begin RECORD EXTRACTS

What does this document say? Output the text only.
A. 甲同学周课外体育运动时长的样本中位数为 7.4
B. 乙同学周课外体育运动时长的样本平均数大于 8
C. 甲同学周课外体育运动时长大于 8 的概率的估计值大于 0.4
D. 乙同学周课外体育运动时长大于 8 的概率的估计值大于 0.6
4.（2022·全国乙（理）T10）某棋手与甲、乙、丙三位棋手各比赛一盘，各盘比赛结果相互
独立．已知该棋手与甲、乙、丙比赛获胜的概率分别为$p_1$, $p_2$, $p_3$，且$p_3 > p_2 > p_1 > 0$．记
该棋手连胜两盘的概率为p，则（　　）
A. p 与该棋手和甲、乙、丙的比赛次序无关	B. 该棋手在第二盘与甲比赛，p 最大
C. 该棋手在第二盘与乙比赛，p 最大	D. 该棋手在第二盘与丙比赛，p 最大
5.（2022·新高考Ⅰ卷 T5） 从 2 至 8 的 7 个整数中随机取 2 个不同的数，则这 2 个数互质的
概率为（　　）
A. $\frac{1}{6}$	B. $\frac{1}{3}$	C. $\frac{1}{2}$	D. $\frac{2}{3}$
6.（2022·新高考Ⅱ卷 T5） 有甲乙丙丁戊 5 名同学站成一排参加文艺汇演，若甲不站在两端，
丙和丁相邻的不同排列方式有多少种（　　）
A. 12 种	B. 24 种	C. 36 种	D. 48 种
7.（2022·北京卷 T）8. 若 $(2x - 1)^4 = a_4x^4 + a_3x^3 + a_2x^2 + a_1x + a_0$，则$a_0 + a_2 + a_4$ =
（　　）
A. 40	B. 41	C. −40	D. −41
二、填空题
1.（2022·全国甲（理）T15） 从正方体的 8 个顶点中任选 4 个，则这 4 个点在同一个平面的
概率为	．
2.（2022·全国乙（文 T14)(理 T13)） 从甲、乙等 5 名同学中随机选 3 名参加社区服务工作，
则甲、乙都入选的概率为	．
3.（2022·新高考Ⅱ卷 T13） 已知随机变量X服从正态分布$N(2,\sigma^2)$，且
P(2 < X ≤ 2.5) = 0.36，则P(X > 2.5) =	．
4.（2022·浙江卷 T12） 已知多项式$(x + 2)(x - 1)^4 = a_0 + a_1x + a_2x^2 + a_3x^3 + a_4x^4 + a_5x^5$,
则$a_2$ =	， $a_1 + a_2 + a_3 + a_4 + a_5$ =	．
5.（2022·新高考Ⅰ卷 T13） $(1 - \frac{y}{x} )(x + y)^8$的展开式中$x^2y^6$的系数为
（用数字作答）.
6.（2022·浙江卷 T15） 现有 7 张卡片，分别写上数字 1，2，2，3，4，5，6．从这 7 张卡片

end RECORD EXTRACTS

▶ WHAT IS BEING ASKED:
Copy out each line exactly as written.

▶ RESPONSE TO THIS EXERCISE:
What does this document say? Output the text only.
A. 甲同学周课外体育运动时长的样本中位数为 7.4
B. 乙同学周课外体育运动时长的样本平均数大于 8
C. 甲同学周课外体育运动时长大于 8 的概率的估计值大于 0.4
D. 乙同学周课外体育运动时长大于 8 的概率的估计值大于 0.6
4.（2022·全国乙（理）T10）某棋手与甲、乙、丙三位棋手各比赛一盘，各盘比赛结果相互
独立．已知该棋手与甲、乙、丙比赛获胜的概率分别为$p_1$, $p_2$, $p_3$，且$p_3 > p_2 > p_1 > 0$．记
该棋手连胜两盘的概率为p，则（　　）
A. p 与该棋手和甲、乙、丙的比赛次序无关	B. 该棋手在第二盘与甲比赛，p 最大
C. 该棋手在第二盘与乙比赛，p 最大	D. 该棋手在第二盘与丙比赛，p 最大
5.（2022·新高考Ⅰ卷 T5） 从 2 至 8 的 7 个整数中随机取 2 个不同的数，则这 2 个数互质的
概率为（　　）
A. $\frac{1}{6}$	B. $\frac{1}{3}$	C. $\frac{1}{2}$	D. $\frac{2}{3}$
6.（2022·新高考Ⅱ卷 T5） 有甲乙丙丁戊 5 名同学站成一排参加文艺汇演，若甲不站在两端，
丙和丁相邻的不同排列方式有多少种（　　）
A. 12 种	B. 24 种	C. 36 种	D. 48 种
7.（2022·北京卷 T）8. 若 $(2x - 1)^4 = a_4x^4 + a_3x^3 + a_2x^2 + a_1x + a_0$，则$a_0 + a_2 + a_4$ =
（　　）
A. 40	B. 41	C. −40	D. −41
二、填空题
1.（2022·全国甲（理）T15） 从正方体的 8 个顶点中任选 4 个，则这 4 个点在同一个平面的
概率为	．
2.（2022·全国乙（文 T14)(理 T13)） 从甲、乙等 5 名同学中随机选 3 名参加社区服务工作，
则甲、乙都入选的概率为	．
3.（2022·新高考Ⅱ卷 T13） 已知随机变量X服从正态分布$N(2,\sigma^2)$，且
P(2 < X ≤ 2.5) = 0.36，则P(X > 2.5) =	．
4.（2022·浙江卷 T12） 已知多项式$(x + 2)(x - 1)^4 = a_0 + a_1x + a_2x^2 + a_3x^3 + a_4x^4 + a_5x^5$,
则$a_2$ =	， $a_1 + a_2 + a_3 + a_4 + a_5$ =	．
5.（2022·新高考Ⅰ卷 T13） $(1 - \frac{y}{x} )(x + y)^8$的展开式中$x^2y^6$的系数为
（用数字作答）.
6.（2022·浙江卷 T15） 现有 7 张卡片，分别写上数字 1，2，2，3，4，5，6．从这 7 张卡片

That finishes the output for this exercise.